Exercise task: Wherever the string "shamanlikning" appears in a line, extract that line.

Source records
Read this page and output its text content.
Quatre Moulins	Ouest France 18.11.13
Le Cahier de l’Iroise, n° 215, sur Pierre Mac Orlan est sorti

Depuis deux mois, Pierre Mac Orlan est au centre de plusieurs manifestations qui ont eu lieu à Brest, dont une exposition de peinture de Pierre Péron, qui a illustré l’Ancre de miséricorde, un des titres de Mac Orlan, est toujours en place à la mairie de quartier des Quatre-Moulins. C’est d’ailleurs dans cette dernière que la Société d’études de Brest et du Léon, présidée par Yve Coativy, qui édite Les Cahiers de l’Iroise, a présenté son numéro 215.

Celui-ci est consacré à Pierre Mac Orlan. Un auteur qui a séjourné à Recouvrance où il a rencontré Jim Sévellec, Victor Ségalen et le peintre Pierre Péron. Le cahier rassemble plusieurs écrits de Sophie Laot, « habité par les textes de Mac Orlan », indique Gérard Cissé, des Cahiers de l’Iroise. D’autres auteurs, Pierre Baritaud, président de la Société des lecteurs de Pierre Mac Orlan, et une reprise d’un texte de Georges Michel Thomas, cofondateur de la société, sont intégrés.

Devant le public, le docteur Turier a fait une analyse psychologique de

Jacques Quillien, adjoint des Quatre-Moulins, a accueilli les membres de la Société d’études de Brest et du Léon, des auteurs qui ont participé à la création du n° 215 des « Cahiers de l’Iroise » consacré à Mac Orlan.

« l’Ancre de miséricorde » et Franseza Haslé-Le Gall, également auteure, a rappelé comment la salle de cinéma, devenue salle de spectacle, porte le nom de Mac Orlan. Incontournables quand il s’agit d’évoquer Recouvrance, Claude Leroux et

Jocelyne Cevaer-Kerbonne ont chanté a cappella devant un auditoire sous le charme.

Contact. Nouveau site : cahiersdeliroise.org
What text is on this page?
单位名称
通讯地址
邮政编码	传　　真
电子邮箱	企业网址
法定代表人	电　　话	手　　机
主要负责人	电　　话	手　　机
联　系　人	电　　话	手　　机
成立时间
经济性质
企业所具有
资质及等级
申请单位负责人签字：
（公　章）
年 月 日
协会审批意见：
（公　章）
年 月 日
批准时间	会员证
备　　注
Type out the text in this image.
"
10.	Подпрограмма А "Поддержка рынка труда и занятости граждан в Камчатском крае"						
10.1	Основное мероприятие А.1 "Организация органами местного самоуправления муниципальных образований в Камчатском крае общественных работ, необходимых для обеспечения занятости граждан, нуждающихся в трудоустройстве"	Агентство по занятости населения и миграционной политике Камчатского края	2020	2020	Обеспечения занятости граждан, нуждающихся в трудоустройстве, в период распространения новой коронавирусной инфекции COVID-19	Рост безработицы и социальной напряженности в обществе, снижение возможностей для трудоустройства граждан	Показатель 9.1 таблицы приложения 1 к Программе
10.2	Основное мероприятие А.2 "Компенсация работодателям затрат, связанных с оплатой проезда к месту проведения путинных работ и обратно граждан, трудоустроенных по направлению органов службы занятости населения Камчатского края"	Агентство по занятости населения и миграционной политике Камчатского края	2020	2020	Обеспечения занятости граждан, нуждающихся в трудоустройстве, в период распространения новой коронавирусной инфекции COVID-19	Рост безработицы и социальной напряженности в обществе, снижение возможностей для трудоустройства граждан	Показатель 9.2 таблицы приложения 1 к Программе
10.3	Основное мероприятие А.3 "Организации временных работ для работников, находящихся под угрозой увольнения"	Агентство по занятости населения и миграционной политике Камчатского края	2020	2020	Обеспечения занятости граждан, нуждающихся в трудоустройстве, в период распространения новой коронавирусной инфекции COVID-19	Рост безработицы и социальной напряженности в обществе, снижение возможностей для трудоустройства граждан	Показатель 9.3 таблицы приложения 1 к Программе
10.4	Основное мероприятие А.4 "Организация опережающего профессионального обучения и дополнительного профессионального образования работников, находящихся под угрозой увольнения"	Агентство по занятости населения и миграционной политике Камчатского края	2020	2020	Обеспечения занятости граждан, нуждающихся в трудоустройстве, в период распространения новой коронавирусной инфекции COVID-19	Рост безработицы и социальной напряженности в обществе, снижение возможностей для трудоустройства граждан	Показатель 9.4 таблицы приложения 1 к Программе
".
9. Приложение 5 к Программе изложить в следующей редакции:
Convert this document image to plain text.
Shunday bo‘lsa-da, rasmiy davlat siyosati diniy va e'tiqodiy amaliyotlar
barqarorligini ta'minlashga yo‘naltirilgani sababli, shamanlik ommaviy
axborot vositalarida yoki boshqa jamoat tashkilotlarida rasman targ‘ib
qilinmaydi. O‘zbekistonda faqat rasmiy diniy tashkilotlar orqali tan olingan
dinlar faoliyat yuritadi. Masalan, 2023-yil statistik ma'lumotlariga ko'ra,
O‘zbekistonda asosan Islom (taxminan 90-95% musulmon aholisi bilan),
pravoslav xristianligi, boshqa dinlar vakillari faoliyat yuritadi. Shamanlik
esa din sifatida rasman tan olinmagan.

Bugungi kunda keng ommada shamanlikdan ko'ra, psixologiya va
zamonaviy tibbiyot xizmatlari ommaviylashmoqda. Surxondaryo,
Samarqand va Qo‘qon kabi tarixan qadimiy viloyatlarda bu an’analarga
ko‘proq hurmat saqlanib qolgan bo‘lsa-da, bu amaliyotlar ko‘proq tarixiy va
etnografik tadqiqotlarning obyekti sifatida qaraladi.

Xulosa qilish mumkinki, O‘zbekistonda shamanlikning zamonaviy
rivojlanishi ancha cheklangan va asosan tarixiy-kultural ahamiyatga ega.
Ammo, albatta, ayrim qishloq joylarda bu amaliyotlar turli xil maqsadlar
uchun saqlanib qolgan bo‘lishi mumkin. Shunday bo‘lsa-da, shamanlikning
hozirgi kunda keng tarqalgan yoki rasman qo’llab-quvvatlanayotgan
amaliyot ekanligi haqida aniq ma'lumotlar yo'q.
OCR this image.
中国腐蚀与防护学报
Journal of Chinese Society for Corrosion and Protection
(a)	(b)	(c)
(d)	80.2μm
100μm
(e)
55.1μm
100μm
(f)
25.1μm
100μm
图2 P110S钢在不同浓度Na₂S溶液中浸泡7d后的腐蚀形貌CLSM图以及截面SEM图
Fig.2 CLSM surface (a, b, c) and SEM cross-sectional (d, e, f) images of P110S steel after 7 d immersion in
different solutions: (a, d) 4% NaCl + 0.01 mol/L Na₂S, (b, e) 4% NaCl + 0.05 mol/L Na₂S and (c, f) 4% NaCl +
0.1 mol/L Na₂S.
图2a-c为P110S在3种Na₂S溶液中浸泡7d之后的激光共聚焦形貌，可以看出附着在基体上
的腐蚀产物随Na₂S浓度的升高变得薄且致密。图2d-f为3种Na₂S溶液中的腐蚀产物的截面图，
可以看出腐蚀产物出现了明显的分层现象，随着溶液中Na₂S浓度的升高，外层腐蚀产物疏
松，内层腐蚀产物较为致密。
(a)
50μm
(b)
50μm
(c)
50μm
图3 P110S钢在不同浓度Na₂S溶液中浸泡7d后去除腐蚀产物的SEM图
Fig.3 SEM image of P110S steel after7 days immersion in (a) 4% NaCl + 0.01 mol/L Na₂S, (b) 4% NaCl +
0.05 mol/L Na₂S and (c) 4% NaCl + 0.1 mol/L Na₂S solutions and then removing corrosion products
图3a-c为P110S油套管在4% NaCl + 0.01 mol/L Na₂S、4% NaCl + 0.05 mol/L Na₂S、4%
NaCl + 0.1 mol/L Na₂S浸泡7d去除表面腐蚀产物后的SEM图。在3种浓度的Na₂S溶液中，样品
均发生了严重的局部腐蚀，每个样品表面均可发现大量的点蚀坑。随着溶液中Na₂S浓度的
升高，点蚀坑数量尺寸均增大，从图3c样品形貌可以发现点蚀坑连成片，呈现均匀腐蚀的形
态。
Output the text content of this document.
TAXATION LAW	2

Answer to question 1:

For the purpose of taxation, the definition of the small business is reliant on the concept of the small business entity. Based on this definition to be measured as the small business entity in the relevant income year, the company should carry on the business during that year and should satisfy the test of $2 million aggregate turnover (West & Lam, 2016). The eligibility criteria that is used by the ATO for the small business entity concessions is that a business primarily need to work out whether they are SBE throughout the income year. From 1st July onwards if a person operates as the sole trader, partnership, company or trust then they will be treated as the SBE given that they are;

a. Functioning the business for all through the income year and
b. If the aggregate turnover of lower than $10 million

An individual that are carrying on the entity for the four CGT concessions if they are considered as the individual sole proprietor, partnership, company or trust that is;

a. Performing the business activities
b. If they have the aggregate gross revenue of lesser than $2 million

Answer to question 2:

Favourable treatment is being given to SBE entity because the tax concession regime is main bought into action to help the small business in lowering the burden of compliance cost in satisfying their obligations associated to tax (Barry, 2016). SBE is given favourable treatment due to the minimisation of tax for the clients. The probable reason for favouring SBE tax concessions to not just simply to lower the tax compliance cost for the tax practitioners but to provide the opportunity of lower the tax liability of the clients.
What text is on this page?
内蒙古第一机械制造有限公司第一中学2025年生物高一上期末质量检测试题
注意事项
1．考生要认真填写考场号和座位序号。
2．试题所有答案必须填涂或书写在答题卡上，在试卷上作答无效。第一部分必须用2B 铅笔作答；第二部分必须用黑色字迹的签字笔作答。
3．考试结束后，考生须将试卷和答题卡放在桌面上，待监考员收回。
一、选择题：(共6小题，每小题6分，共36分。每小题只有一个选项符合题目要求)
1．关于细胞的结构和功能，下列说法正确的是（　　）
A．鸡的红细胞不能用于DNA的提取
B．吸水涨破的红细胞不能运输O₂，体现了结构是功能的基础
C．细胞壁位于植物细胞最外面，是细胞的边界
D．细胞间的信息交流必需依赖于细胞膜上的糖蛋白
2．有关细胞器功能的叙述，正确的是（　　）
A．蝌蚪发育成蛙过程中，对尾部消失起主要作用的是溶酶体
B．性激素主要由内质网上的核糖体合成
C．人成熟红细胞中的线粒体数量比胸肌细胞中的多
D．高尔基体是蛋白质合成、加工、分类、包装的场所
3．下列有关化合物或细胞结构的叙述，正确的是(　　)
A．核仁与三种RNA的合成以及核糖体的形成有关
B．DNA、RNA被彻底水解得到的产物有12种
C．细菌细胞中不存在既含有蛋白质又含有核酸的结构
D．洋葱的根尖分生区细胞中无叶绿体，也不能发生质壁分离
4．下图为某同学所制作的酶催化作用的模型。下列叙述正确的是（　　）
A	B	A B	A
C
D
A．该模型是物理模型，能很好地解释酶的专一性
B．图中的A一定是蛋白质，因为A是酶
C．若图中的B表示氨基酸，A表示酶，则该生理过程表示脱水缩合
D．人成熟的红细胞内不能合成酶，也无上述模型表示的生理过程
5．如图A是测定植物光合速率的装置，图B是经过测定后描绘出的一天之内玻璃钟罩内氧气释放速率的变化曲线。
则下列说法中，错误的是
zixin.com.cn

Solved problem:
Xulosa qilish mumkinki, O‘zbekistonda shamanlikning zamonaviy
uchun saqlanib qolgan bo‘lishi mumkin. Shunday bo‘lsa-da, shamanlikning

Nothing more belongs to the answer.